Direction —
Across the entries below, count the lines in which the word "都市小说" occurs. Reply with the count alone.

════════════════

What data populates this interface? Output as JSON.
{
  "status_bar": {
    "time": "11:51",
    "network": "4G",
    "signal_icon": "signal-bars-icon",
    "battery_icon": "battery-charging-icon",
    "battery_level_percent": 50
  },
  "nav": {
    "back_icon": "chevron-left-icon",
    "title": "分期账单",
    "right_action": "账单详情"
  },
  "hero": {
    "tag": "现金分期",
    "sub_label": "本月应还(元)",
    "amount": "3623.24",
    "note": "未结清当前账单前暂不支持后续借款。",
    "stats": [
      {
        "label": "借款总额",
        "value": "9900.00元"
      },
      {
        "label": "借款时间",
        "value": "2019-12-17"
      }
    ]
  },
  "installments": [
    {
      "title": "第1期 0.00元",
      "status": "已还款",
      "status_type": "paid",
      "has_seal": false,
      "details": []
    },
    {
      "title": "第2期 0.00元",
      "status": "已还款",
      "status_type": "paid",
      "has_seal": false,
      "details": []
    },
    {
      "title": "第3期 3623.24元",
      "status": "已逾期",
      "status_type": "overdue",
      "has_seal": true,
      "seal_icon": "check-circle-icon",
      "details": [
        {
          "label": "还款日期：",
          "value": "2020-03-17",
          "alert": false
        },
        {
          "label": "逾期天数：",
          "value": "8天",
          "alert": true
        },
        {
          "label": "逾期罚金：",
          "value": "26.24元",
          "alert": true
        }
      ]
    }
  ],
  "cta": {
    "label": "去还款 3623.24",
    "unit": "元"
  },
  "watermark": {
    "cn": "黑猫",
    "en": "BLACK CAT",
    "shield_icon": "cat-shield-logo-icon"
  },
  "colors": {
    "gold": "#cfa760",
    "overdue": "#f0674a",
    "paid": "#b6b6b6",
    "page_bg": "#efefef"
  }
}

════════════════

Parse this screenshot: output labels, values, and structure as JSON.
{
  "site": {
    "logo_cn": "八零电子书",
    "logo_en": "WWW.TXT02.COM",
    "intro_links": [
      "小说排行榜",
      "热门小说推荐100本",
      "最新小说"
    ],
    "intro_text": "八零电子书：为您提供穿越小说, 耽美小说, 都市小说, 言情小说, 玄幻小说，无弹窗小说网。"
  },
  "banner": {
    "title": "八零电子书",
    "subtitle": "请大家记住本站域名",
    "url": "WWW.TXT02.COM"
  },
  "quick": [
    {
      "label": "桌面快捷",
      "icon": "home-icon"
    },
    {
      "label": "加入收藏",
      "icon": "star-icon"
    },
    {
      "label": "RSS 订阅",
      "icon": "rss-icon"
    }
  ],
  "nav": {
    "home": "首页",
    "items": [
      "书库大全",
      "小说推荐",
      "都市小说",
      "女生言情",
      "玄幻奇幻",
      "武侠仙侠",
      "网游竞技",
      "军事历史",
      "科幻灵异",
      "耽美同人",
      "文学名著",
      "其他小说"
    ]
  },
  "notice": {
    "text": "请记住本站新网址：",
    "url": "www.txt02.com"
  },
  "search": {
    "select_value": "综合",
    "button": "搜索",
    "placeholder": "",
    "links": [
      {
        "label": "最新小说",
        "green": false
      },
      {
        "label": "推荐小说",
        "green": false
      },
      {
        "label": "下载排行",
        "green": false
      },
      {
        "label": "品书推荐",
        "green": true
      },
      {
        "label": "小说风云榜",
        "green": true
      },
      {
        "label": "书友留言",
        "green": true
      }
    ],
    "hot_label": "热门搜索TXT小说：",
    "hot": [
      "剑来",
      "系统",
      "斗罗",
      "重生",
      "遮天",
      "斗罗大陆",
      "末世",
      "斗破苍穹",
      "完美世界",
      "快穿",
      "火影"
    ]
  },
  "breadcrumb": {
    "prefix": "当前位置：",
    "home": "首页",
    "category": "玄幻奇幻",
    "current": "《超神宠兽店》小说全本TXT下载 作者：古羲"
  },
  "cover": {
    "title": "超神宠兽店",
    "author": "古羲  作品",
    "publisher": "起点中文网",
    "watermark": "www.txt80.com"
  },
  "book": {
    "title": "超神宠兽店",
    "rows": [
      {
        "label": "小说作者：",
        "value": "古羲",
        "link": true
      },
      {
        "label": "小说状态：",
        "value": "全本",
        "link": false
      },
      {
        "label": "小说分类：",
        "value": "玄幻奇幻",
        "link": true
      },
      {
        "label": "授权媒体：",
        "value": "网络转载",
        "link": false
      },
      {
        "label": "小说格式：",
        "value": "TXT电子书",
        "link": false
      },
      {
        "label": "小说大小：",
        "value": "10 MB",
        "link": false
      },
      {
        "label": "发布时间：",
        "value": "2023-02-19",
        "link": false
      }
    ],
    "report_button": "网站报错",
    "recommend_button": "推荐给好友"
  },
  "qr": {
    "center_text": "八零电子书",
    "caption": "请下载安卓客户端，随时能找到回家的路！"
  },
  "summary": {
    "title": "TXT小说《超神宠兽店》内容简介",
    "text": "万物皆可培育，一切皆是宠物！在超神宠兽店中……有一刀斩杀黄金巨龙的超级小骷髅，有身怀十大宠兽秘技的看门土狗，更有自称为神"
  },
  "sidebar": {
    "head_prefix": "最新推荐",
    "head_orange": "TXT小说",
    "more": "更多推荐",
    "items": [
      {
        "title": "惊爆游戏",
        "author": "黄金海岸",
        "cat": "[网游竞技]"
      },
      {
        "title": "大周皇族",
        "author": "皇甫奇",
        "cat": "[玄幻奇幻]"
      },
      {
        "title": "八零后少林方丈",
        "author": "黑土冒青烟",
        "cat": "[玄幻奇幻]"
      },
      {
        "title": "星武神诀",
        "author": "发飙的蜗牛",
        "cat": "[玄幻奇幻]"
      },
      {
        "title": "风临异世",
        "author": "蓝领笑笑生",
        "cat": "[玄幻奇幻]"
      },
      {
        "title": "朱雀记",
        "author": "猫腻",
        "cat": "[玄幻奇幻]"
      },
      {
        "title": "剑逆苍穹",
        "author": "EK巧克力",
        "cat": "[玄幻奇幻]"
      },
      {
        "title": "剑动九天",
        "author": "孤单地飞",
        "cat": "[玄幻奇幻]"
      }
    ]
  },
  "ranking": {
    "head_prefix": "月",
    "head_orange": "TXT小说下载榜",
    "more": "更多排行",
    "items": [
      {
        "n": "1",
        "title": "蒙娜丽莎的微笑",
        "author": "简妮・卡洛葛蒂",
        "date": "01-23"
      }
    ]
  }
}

════════════════

Output —
2